_DIRECTIONS FOR THIS TASK:_ Return every line of the records below verbatim, with no pictures in the copy.

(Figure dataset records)
************

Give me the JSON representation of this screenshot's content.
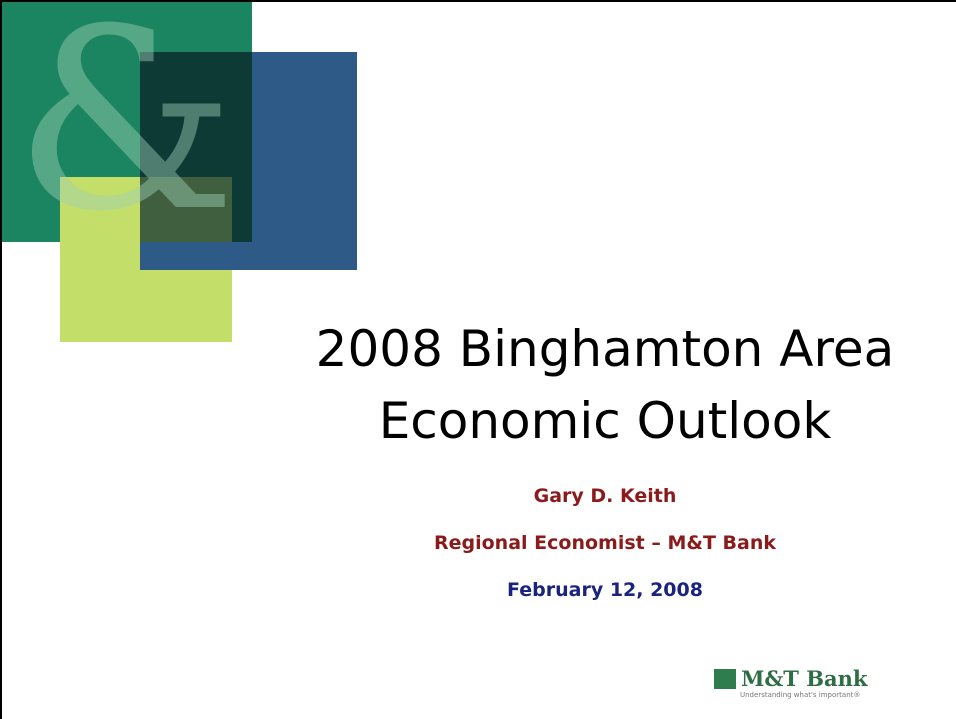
{
  "decor_glyph": "&",
  "title_lines": [
    "2008 Binghamton Area",
    "Economic Outlook"
  ],
  "presenter": {
    "name": "Gary D. Keith",
    "role": "Regional Economist – M&T Bank",
    "date": "February 12, 2008"
  },
  "logo": {
    "name": "M&T Bank",
    "tagline": "Understanding what's important®"
  }
}
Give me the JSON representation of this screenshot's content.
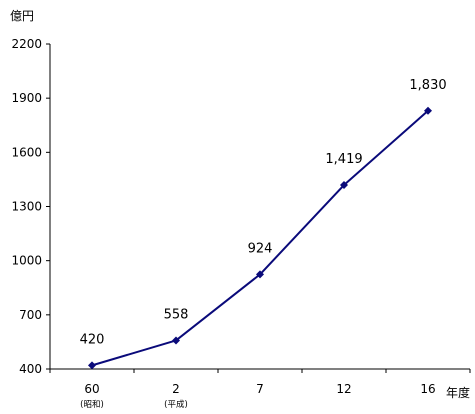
{
  "chart_data": {
    "type": "line",
    "title": "",
    "ylabel": "億円",
    "xlabel": "年度",
    "categories": [
      "60",
      "2",
      "7",
      "12",
      "16"
    ],
    "category_sublabels": [
      "(昭和)",
      "(平成)",
      "",
      "",
      ""
    ],
    "series": [
      {
        "values": [
          420,
          558,
          924,
          1419,
          1830
        ],
        "value_labels": [
          "420",
          "558",
          "924",
          "1,419",
          "1,830"
        ],
        "color": "#0a0a7a"
      }
    ],
    "ylim": [
      400,
      2200
    ],
    "yticks": [
      "400",
      "700",
      "1000",
      "1300",
      "1600",
      "1900",
      "2200"
    ],
    "grid": false,
    "legend": "none"
  }
}
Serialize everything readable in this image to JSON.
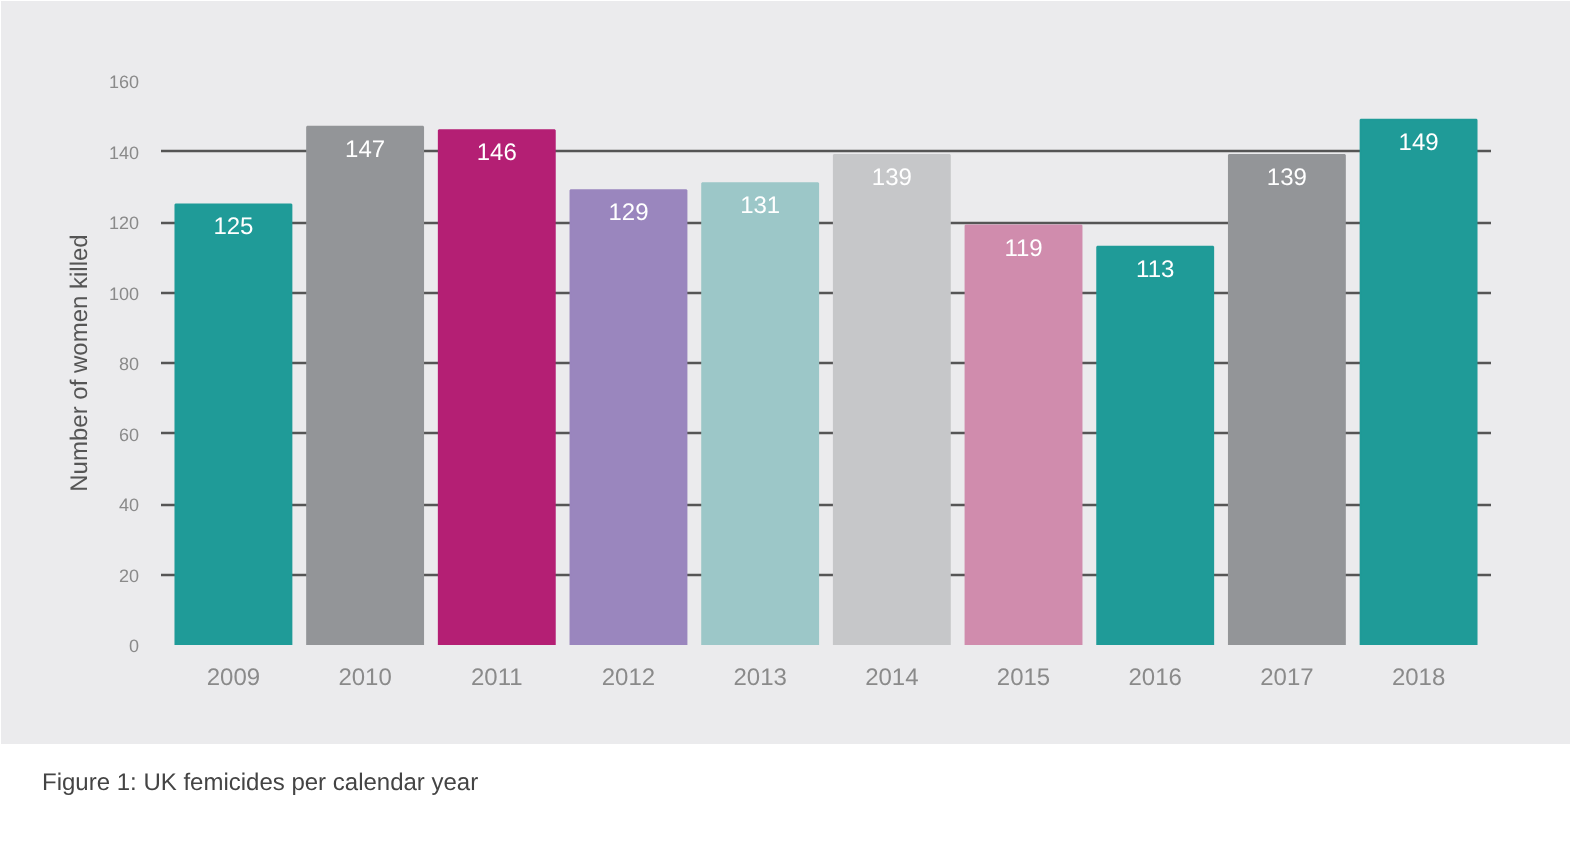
{
  "chart_data": {
    "type": "bar",
    "ylabel": "Number of women killed",
    "categories": [
      "2009",
      "2010",
      "2011",
      "2012",
      "2013",
      "2014",
      "2015",
      "2016",
      "2017",
      "2018"
    ],
    "values": [
      125,
      147,
      146,
      129,
      131,
      139,
      119,
      113,
      139,
      149
    ],
    "colors": [
      "#1f9b98",
      "#939598",
      "#b41f74",
      "#9a86be",
      "#9cc7c8",
      "#c6c7c9",
      "#d08cad",
      "#1f9b98",
      "#939598",
      "#1f9b98"
    ],
    "ylim": [
      0,
      160
    ],
    "yticks": [
      0,
      20,
      40,
      60,
      80,
      100,
      120,
      140,
      160
    ],
    "grid": "y",
    "data_labels": true,
    "annotations": [
      "Figure 1: UK femicides per calendar year"
    ]
  }
}
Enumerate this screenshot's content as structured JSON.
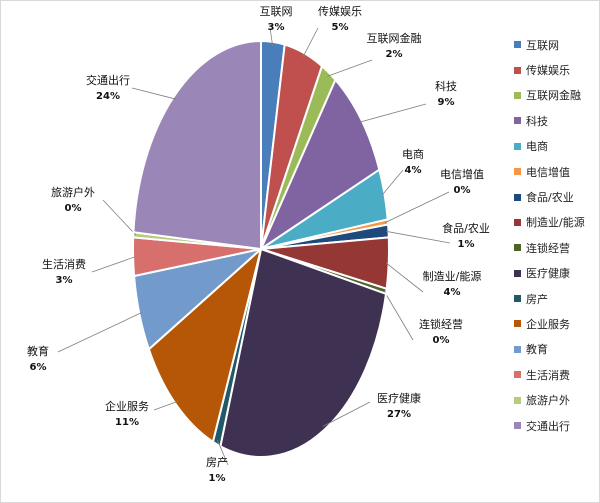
{
  "chart_data": {
    "type": "pie",
    "title": "",
    "legend_position": "right",
    "slices": [
      {
        "label": "互联网",
        "value": 3,
        "value_label": "3%",
        "color": "#4a7ebb"
      },
      {
        "label": "传媒娱乐",
        "value": 5,
        "value_label": "5%",
        "color": "#c0504d"
      },
      {
        "label": "互联网金融",
        "value": 2,
        "value_label": "2%",
        "color": "#9bbb59"
      },
      {
        "label": "科技",
        "value": 9,
        "value_label": "9%",
        "color": "#8064a2"
      },
      {
        "label": "电商",
        "value": 4,
        "value_label": "4%",
        "color": "#4bacc6"
      },
      {
        "label": "电信增值",
        "value": 0,
        "value_label": "0%",
        "color": "#f79646"
      },
      {
        "label": "食品/农业",
        "value": 1,
        "value_label": "1%",
        "color": "#1f497d"
      },
      {
        "label": "制造业/能源",
        "value": 4,
        "value_label": "4%",
        "color": "#953735"
      },
      {
        "label": "连锁经营",
        "value": 0,
        "value_label": "0%",
        "color": "#4f6228"
      },
      {
        "label": "医疗健康",
        "value": 27,
        "value_label": "27%",
        "color": "#3f3151"
      },
      {
        "label": "房产",
        "value": 1,
        "value_label": "1%",
        "color": "#215968"
      },
      {
        "label": "企业服务",
        "value": 11,
        "value_label": "11%",
        "color": "#b65708"
      },
      {
        "label": "教育",
        "value": 6,
        "value_label": "6%",
        "color": "#729aca"
      },
      {
        "label": "生活消费",
        "value": 3,
        "value_label": "3%",
        "color": "#d7706d"
      },
      {
        "label": "旅游户外",
        "value": 0,
        "value_label": "0%",
        "color": "#b3cc80"
      },
      {
        "label": "交通出行",
        "value": 24,
        "value_label": "24%",
        "color": "#9a87b8"
      }
    ]
  }
}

************

_SOLUTION TO THE EXERCISE:_
Give me the JSON representation of this screenshot's content.
{
  "decor_glyph": "&",
  "title_lines": [
    "2008 Binghamton Area",
    "Economic Outlook"
  ],
  "presenter": {
    "name": "Gary D. Keith",
    "role": "Regional Economist – M&T Bank",
    "date": "February 12, 2008"
  },
  "logo": {
    "name": "M&T Bank",
    "tagline": "Understanding what's important®"
  }
}
Give me the JSON representation of this screenshot's content.
{
  "chart_data": {
    "type": "line",
    "title": "",
    "ylabel": "億円",
    "xlabel": "年度",
    "categories": [
      "60",
      "2",
      "7",
      "12",
      "16"
    ],
    "category_sublabels": [
      "(昭和)",
      "(平成)",
      "",
      "",
      ""
    ],
    "series": [
      {
        "values": [
          420,
          558,
          924,
          1419,
          1830
        ],
        "value_labels": [
          "420",
          "558",
          "924",
          "1,419",
          "1,830"
        ],
        "color": "#0a0a7a"
      }
    ],
    "ylim": [
      400,
      2200
    ],
    "yticks": [
      "400",
      "700",
      "1000",
      "1300",
      "1600",
      "1900",
      "2200"
    ],
    "grid": false,
    "legend": "none"
  }
}
Serialize everything readable in this image to JSON.
{
  "chart_data": {
    "type": "bar",
    "ylabel": "Number of women killed",
    "categories": [
      "2009",
      "2010",
      "2011",
      "2012",
      "2013",
      "2014",
      "2015",
      "2016",
      "2017",
      "2018"
    ],
    "values": [
      125,
      147,
      146,
      129,
      131,
      139,
      119,
      113,
      139,
      149
    ],
    "colors": [
      "#1f9b98",
      "#939598",
      "#b41f74",
      "#9a86be",
      "#9cc7c8",
      "#c6c7c9",
      "#d08cad",
      "#1f9b98",
      "#939598",
      "#1f9b98"
    ],
    "ylim": [
      0,
      160
    ],
    "yticks": [
      0,
      20,
      40,
      60,
      80,
      100,
      120,
      140,
      160
    ],
    "grid": "y",
    "data_labels": true,
    "annotations": [
      "Figure 1: UK femicides per calendar year"
    ]
  }
}
Enumerate this screenshot's content as structured JSON.
{
  "chart_data": {
    "type": "pie",
    "title": "",
    "legend_position": "right",
    "slices": [
      {
        "label": "互联网",
        "value": 3,
        "value_label": "3%",
        "color": "#4a7ebb"
      },
      {
        "label": "传媒娱乐",
        "value": 5,
        "value_label": "5%",
        "color": "#c0504d"
      },
      {
        "label": "互联网金融",
        "value": 2,
        "value_label": "2%",
        "color": "#9bbb59"
      },
      {
        "label": "科技",
        "value": 9,
        "value_label": "9%",
        "color": "#8064a2"
      },
      {
        "label": "电商",
        "value": 4,
        "value_label": "4%",
        "color": "#4bacc6"
      },
      {
        "label": "电信增值",
        "value": 0,
        "value_label": "0%",
        "color": "#f79646"
      },
      {
        "label": "食品/农业",
        "value": 1,
        "value_label": "1%",
        "color": "#1f497d"
      },
      {
        "label": "制造业/能源",
        "value": 4,
        "value_label": "4%",
        "color": "#953735"
      },
      {
        "label": "连锁经营",
        "value": 0,
        "value_label": "0%",
        "color": "#4f6228"
      },
      {
        "label": "医疗健康",
        "value": 27,
        "value_label": "27%",
        "color": "#3f3151"
      },
      {
        "label": "房产",
        "value": 1,
        "value_label": "1%",
        "color": "#215968"
      },
      {
        "label": "企业服务",
        "value": 11,
        "value_label": "11%",
        "color": "#b65708"
      },
      {
        "label": "教育",
        "value": 6,
        "value_label": "6%",
        "color": "#729aca"
      },
      {
        "label": "生活消费",
        "value": 3,
        "value_label": "3%",
        "color": "#d7706d"
      },
      {
        "label": "旅游户外",
        "value": 0,
        "value_label": "0%",
        "color": "#b3cc80"
      },
      {
        "label": "交通出行",
        "value": 24,
        "value_label": "24%",
        "color": "#9a87b8"
      }
    ]
  }
}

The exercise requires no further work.